Stored data:
* begin *
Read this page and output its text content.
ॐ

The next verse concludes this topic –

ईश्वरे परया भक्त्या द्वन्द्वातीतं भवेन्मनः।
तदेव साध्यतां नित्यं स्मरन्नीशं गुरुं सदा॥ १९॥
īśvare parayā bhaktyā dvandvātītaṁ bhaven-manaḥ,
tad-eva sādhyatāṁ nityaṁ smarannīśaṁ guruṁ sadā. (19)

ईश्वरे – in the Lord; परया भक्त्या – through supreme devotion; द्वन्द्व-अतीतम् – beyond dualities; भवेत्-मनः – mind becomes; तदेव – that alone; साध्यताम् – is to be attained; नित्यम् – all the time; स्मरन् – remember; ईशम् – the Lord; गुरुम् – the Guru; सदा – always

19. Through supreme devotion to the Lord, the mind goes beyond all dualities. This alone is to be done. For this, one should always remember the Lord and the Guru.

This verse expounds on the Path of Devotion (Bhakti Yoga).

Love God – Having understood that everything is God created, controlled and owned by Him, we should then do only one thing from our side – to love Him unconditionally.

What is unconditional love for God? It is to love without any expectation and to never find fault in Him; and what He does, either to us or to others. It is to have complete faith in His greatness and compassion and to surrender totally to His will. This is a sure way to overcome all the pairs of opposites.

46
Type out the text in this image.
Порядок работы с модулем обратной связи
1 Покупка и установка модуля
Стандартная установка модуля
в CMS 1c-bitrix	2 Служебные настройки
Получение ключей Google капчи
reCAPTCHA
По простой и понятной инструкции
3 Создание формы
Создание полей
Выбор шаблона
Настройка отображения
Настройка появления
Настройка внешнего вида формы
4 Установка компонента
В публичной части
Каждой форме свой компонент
* end *
» **WRITTEN TASK**
Everything from the line that contains "Type out the text in this image." through the end of the records must be duplicated exactly, and nothing outside that range.

» **FULL ANSWER**
Type out the text in this image.
Порядок работы с модулем обратной связи
1 Покупка и установка модуля
Стандартная установка модуля
в CMS 1c-bitrix	2 Служебные настройки
Получение ключей Google капчи
reCAPTCHA
По простой и понятной инструкции
3 Создание формы
Создание полей
Выбор шаблона
Настройка отображения
Настройка появления
Настройка внешнего вида формы
4 Установка компонента
В публичной части
Каждой форме свой компонент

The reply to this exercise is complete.